**Set task**
Please output the lines shown below exactly as they appear.

** start **

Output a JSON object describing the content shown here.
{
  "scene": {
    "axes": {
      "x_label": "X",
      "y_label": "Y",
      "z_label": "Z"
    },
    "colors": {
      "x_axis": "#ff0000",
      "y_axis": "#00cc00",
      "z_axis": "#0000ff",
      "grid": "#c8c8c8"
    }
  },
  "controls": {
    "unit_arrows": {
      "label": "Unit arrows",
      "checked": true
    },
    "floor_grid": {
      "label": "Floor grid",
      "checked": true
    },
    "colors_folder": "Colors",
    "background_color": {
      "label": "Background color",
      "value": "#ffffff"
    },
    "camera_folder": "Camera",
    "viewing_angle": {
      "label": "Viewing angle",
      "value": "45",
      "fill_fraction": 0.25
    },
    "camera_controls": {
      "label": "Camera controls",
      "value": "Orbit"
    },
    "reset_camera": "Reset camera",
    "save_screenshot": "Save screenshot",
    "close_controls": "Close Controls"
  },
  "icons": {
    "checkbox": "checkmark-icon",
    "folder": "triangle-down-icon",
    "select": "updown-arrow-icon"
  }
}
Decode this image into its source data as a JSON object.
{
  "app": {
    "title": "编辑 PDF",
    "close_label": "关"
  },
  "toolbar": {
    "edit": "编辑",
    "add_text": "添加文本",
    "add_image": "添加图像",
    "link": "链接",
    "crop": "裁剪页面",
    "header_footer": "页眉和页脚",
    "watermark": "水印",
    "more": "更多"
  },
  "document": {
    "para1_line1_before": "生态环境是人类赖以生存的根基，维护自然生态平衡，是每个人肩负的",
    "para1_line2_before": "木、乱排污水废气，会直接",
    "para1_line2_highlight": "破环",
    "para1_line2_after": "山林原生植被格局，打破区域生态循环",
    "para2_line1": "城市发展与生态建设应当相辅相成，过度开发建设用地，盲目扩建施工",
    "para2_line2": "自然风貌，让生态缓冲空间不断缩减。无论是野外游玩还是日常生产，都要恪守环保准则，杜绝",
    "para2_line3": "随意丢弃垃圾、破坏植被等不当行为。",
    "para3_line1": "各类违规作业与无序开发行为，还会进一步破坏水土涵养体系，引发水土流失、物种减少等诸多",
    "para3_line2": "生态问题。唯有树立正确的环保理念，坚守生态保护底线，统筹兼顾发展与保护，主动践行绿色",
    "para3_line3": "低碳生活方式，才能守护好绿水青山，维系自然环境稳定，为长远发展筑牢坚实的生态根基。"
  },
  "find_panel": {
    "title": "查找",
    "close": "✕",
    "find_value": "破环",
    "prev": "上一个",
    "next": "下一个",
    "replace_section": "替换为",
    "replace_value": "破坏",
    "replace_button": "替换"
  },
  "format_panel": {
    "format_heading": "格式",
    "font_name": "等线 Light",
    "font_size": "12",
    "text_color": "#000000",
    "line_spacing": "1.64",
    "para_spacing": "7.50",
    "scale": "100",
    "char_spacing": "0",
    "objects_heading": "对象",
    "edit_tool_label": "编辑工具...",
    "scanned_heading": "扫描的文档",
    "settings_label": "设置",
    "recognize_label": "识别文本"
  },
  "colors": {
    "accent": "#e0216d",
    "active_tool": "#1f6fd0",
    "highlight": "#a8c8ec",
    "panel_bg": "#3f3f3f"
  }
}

** end **

**Answer for this exercise**
Output a JSON object describing the content shown here.
{
  "scene": {
    "axes": {
      "x_label": "X",
      "y_label": "Y",
      "z_label": "Z"
    },
    "colors": {
      "x_axis": "#ff0000",
      "y_axis": "#00cc00",
      "z_axis": "#0000ff",
      "grid": "#c8c8c8"
    }
  },
  "controls": {
    "unit_arrows": {
      "label": "Unit arrows",
      "checked": true
    },
    "floor_grid": {
      "label": "Floor grid",
      "checked": true
    },
    "colors_folder": "Colors",
    "background_color": {
      "label": "Background color",
      "value": "#ffffff"
    },
    "camera_folder": "Camera",
    "viewing_angle": {
      "label": "Viewing angle",
      "value": "45",
      "fill_fraction": 0.25
    },
    "camera_controls": {
      "label": "Camera controls",
      "value": "Orbit"
    },
    "reset_camera": "Reset camera",
    "save_screenshot": "Save screenshot",
    "close_controls": "Close Controls"
  },
  "icons": {
    "checkbox": "checkmark-icon",
    "folder": "triangle-down-icon",
    "select": "updown-arrow-icon"
  }
}
Decode this image into its source data as a JSON object.
{
  "app": {
    "title": "编辑 PDF",
    "close_label": "关"
  },
  "toolbar": {
    "edit": "编辑",
    "add_text": "添加文本",
    "add_image": "添加图像",
    "link": "链接",
    "crop": "裁剪页面",
    "header_footer": "页眉和页脚",
    "watermark": "水印",
    "more": "更多"
  },
  "document": {
    "para1_line1_before": "生态环境是人类赖以生存的根基，维护自然生态平衡，是每个人肩负的",
    "para1_line2_before": "木、乱排污水废气，会直接",
    "para1_line2_highlight": "破环",
    "para1_line2_after": "山林原生植被格局，打破区域生态循环",
    "para2_line1": "城市发展与生态建设应当相辅相成，过度开发建设用地，盲目扩建施工",
    "para2_line2": "自然风貌，让生态缓冲空间不断缩减。无论是野外游玩还是日常生产，都要恪守环保准则，杜绝",
    "para2_line3": "随意丢弃垃圾、破坏植被等不当行为。",
    "para3_line1": "各类违规作业与无序开发行为，还会进一步破坏水土涵养体系，引发水土流失、物种减少等诸多",
    "para3_line2": "生态问题。唯有树立正确的环保理念，坚守生态保护底线，统筹兼顾发展与保护，主动践行绿色",
    "para3_line3": "低碳生活方式，才能守护好绿水青山，维系自然环境稳定，为长远发展筑牢坚实的生态根基。"
  },
  "find_panel": {
    "title": "查找",
    "close": "✕",
    "find_value": "破环",
    "prev": "上一个",
    "next": "下一个",
    "replace_section": "替换为",
    "replace_value": "破坏",
    "replace_button": "替换"
  },
  "format_panel": {
    "format_heading": "格式",
    "font_name": "等线 Light",
    "font_size": "12",
    "text_color": "#000000",
    "line_spacing": "1.64",
    "para_spacing": "7.50",
    "scale": "100",
    "char_spacing": "0",
    "objects_heading": "对象",
    "edit_tool_label": "编辑工具...",
    "scanned_heading": "扫描的文档",
    "settings_label": "设置",
    "recognize_label": "识别文本"
  },
  "colors": {
    "accent": "#e0216d",
    "active_tool": "#1f6fd0",
    "highlight": "#a8c8ec",
    "panel_bg": "#3f3f3f"
  }
}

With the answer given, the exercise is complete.